__OBJECTIVE__
Your task is to copy the material exactly.

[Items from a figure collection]
## Start
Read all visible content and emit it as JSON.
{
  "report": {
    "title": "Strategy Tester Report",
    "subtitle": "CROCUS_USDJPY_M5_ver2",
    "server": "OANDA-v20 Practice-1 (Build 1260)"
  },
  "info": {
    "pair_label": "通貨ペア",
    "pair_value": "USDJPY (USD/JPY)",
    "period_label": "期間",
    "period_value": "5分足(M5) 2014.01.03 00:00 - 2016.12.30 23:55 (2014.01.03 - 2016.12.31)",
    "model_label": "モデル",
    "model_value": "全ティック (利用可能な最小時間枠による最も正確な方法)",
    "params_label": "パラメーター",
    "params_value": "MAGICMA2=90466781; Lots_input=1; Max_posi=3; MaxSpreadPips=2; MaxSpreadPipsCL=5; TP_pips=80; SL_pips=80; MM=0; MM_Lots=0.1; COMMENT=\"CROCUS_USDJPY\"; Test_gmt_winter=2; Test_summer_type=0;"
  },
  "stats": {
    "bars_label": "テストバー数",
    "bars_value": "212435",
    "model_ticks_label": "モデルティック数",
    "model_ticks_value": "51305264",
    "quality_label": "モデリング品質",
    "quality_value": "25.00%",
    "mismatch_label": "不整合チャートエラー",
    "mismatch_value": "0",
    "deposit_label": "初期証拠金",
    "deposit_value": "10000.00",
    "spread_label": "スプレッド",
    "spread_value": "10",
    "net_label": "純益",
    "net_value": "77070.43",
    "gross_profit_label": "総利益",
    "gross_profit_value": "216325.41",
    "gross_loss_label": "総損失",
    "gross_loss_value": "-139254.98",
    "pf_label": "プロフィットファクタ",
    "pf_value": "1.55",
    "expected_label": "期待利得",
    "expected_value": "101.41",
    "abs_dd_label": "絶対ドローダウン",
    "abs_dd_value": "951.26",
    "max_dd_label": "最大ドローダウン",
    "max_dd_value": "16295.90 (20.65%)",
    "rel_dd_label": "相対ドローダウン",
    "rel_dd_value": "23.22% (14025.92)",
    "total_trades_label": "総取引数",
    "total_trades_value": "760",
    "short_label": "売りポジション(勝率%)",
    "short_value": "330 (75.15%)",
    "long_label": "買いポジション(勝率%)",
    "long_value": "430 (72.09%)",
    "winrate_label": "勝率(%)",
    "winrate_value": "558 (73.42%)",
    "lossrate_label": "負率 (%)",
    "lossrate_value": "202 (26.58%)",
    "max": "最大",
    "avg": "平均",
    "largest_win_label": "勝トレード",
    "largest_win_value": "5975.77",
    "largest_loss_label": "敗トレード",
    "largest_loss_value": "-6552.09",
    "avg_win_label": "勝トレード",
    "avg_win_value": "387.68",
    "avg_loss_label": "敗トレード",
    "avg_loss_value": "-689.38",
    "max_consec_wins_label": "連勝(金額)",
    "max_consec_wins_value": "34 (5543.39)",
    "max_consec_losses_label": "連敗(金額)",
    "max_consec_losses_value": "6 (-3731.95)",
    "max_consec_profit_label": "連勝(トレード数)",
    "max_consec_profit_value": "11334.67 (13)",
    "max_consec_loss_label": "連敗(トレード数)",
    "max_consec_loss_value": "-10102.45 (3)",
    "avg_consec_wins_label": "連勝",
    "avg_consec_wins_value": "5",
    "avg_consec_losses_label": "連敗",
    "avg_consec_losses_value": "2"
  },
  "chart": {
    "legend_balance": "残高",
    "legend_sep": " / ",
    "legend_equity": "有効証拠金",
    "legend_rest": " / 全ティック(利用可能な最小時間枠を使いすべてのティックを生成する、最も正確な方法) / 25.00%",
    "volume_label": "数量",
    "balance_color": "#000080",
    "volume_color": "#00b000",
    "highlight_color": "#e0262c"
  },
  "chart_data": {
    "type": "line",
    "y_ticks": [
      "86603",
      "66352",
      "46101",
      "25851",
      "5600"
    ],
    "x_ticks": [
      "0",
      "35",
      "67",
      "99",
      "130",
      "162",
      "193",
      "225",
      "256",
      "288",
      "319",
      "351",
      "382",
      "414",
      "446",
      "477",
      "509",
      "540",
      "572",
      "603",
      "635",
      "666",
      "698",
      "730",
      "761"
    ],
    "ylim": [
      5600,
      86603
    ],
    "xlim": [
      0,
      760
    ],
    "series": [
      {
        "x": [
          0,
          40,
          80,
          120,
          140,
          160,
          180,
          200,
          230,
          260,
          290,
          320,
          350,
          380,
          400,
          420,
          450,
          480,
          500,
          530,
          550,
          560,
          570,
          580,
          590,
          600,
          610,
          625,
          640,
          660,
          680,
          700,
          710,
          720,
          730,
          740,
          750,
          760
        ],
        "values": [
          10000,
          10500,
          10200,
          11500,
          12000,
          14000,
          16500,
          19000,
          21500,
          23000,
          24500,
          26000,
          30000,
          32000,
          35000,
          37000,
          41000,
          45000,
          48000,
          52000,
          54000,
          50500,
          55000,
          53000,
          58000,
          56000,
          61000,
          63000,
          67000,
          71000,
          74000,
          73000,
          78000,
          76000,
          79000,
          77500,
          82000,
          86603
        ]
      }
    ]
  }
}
## End
__TASK OUTPUT__
Read all visible content and emit it as JSON.
{
  "report": {
    "title": "Strategy Tester Report",
    "subtitle": "CROCUS_USDJPY_M5_ver2",
    "server": "OANDA-v20 Practice-1 (Build 1260)"
  },
  "info": {
    "pair_label": "通貨ペア",
    "pair_value": "USDJPY (USD/JPY)",
    "period_label": "期間",
    "period_value": "5分足(M5) 2014.01.03 00:00 - 2016.12.30 23:55 (2014.01.03 - 2016.12.31)",
    "model_label": "モデル",
    "model_value": "全ティック (利用可能な最小時間枠による最も正確な方法)",
    "params_label": "パラメーター",
    "params_value": "MAGICMA2=90466781; Lots_input=1; Max_posi=3; MaxSpreadPips=2; MaxSpreadPipsCL=5; TP_pips=80; SL_pips=80; MM=0; MM_Lots=0.1; COMMENT=\"CROCUS_USDJPY\"; Test_gmt_winter=2; Test_summer_type=0;"
  },
  "stats": {
    "bars_label": "テストバー数",
    "bars_value": "212435",
    "model_ticks_label": "モデルティック数",
    "model_ticks_value": "51305264",
    "quality_label": "モデリング品質",
    "quality_value": "25.00%",
    "mismatch_label": "不整合チャートエラー",
    "mismatch_value": "0",
    "deposit_label": "初期証拠金",
    "deposit_value": "10000.00",
    "spread_label": "スプレッド",
    "spread_value": "10",
    "net_label": "純益",
    "net_value": "77070.43",
    "gross_profit_label": "総利益",
    "gross_profit_value": "216325.41",
    "gross_loss_label": "総損失",
    "gross_loss_value": "-139254.98",
    "pf_label": "プロフィットファクタ",
    "pf_value": "1.55",
    "expected_label": "期待利得",
    "expected_value": "101.41",
    "abs_dd_label": "絶対ドローダウン",
    "abs_dd_value": "951.26",
    "max_dd_label": "最大ドローダウン",
    "max_dd_value": "16295.90 (20.65%)",
    "rel_dd_label": "相対ドローダウン",
    "rel_dd_value": "23.22% (14025.92)",
    "total_trades_label": "総取引数",
    "total_trades_value": "760",
    "short_label": "売りポジション(勝率%)",
    "short_value": "330 (75.15%)",
    "long_label": "買いポジション(勝率%)",
    "long_value": "430 (72.09%)",
    "winrate_label": "勝率(%)",
    "winrate_value": "558 (73.42%)",
    "lossrate_label": "負率 (%)",
    "lossrate_value": "202 (26.58%)",
    "max": "最大",
    "avg": "平均",
    "largest_win_label": "勝トレード",
    "largest_win_value": "5975.77",
    "largest_loss_label": "敗トレード",
    "largest_loss_value": "-6552.09",
    "avg_win_label": "勝トレード",
    "avg_win_value": "387.68",
    "avg_loss_label": "敗トレード",
    "avg_loss_value": "-689.38",
    "max_consec_wins_label": "連勝(金額)",
    "max_consec_wins_value": "34 (5543.39)",
    "max_consec_losses_label": "連敗(金額)",
    "max_consec_losses_value": "6 (-3731.95)",
    "max_consec_profit_label": "連勝(トレード数)",
    "max_consec_profit_value": "11334.67 (13)",
    "max_consec_loss_label": "連敗(トレード数)",
    "max_consec_loss_value": "-10102.45 (3)",
    "avg_consec_wins_label": "連勝",
    "avg_consec_wins_value": "5",
    "avg_consec_losses_label": "連敗",
    "avg_consec_losses_value": "2"
  },
  "chart": {
    "legend_balance": "残高",
    "legend_sep": " / ",
    "legend_equity": "有効証拠金",
    "legend_rest": " / 全ティック(利用可能な最小時間枠を使いすべてのティックを生成する、最も正確な方法) / 25.00%",
    "volume_label": "数量",
    "balance_color": "#000080",
    "volume_color": "#00b000",
    "highlight_color": "#e0262c"
  },
  "chart_data": {
    "type": "line",
    "y_ticks": [
      "86603",
      "66352",
      "46101",
      "25851",
      "5600"
    ],
    "x_ticks": [
      "0",
      "35",
      "67",
      "99",
      "130",
      "162",
      "193",
      "225",
      "256",
      "288",
      "319",
      "351",
      "382",
      "414",
      "446",
      "477",
      "509",
      "540",
      "572",
      "603",
      "635",
      "666",
      "698",
      "730",
      "761"
    ],
    "ylim": [
      5600,
      86603
    ],
    "xlim": [
      0,
      760
    ],
    "series": [
      {
        "x": [
          0,
          40,
          80,
          120,
          140,
          160,
          180,
          200,
          230,
          260,
          290,
          320,
          350,
          380,
          400,
          420,
          450,
          480,
          500,
          530,
          550,
          560,
          570,
          580,
          590,
          600,
          610,
          625,
          640,
          660,
          680,
          700,
          710,
          720,
          730,
          740,
          750,
          760
        ],
        "values": [
          10000,
          10500,
          10200,
          11500,
          12000,
          14000,
          16500,
          19000,
          21500,
          23000,
          24500,
          26000,
          30000,
          32000,
          35000,
          37000,
          41000,
          45000,
          48000,
          52000,
          54000,
          50500,
          55000,
          53000,
          58000,
          56000,
          61000,
          63000,
          67000,
          71000,
          74000,
          73000,
          78000,
          76000,
          79000,
          77500,
          82000,
          86603
        ]
      }
    ]
  }
}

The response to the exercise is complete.